In the listing below, locate the lines bearing the word "this". Copy every one of them.

[Saved entries]
□ □ □ □

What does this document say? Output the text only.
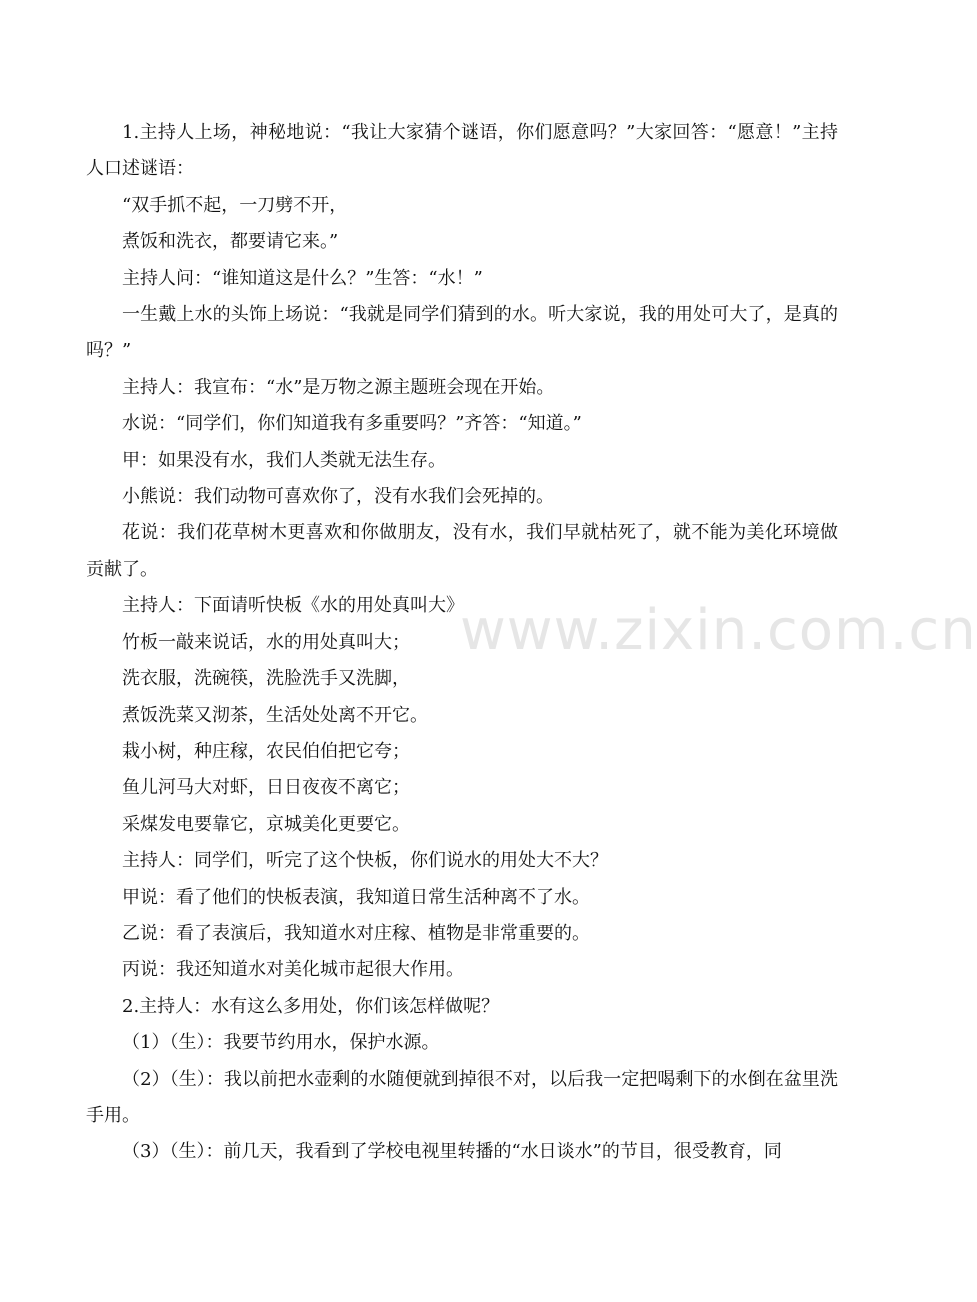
www.zixin.com.cn

1.主持人上场，神秘地说：“我让大家猜个谜语，你们愿意吗？”大家回答：“愿意！”主持人口述谜语：

“双手抓不起，一刀劈不开，

煮饭和洗衣，都要请它来。”

主持人问：“谁知道这是什么？”生答：“水！”

一生戴上水的头饰上场说：“我就是同学们猜到的水。听大家说，我的用处可大了，是真的吗？”

主持人：我宣布：“水”是万物之源主题班会现在开始。

水说：“同学们，你们知道我有多重要吗？”齐答：“知道。”

甲：如果没有水，我们人类就无法生存。

小熊说：我们动物可喜欢你了，没有水我们会死掉的。

花说：我们花草树木更喜欢和你做朋友，没有水，我们早就枯死了，就不能为美化环境做贡献了。

主持人：下面请听快板《水的用处真叫大》

竹板一敲来说话，水的用处真叫大；

洗衣服，洗碗筷，洗脸洗手又洗脚，

煮饭洗菜又沏茶，生活处处离不开它。

栽小树，种庄稼，农民伯伯把它夸；

鱼儿河马大对虾，日日夜夜不离它；

采煤发电要靠它，京城美化更要它。

主持人：同学们，听完了这个快板，你们说水的用处大不大？

甲说：看了他们的快板表演，我知道日常生活种离不了水。

乙说：看了表演后，我知道水对庄稼、植物是非常重要的。

丙说：我还知道水对美化城市起很大作用。

2.主持人：水有这么多用处，你们该怎样做呢？

（1）（生）：我要节约用水，保护水源。

（2）（生）：我以前把水壶剩的水随便就到掉很不对，以后我一定把喝剩下的水倒在盆里洗手用。

（3）（生）：前几天，我看到了学校电视里转播的“水日谈水”的节目，很受教育，同
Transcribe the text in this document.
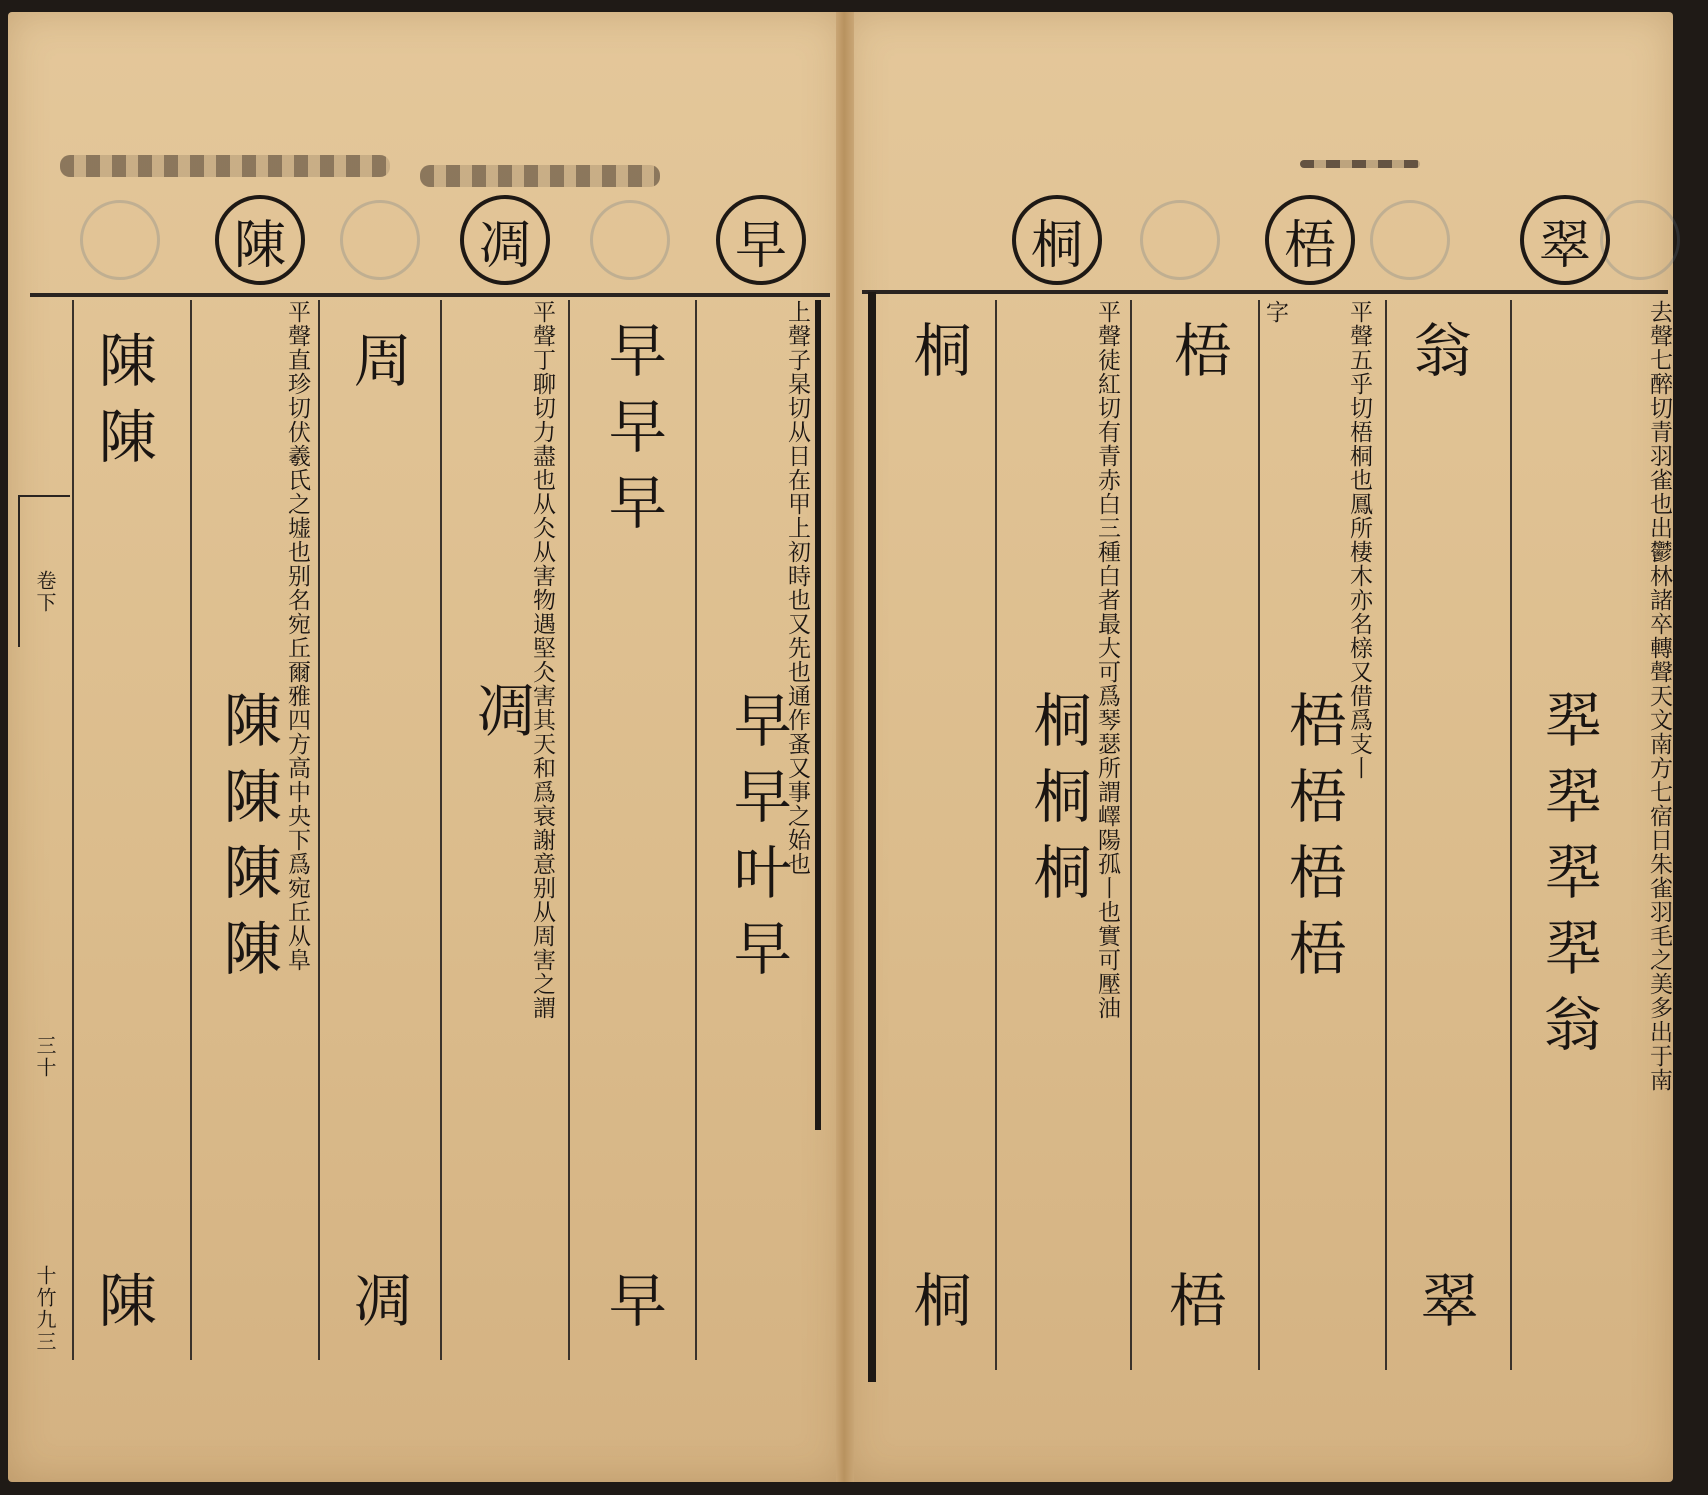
陳	凋	早	桐	梧	翠
去聲七醉切青羽雀也出鬱林諸卒轉聲天文南方七宿日朱雀羽毛之美多出于南
翆翆翆翆翁
翁
翠
平聲五乎切梧桐也鳳所棲木亦名榇又借爲支丨
字
梧
梧梧梧梧
梧
平聲徒紅切有青赤白三種白者最大可爲琴瑟所謂嶧陽孤丨也實可壓油
桐
桐桐桐
桐
上聲子杲切从日在甲上初時也又先也通作蚤又事之始也
早早早
早早叶早
早
平聲丁聊切力盡也从仌从害物遇堅仌害其天和爲衰謝意别从周害之謂
周
凋
凋
平聲直珍切伏羲氏之墟也别名宛丘爾雅四方高中央下爲宛丘从阜
陳陳
陳陳陳陳
陳
卷下
三十
十竹九三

□ □ □ □

■ **Exercise solution**
What does this document say? Output the text only.
Transcribe the text in this document.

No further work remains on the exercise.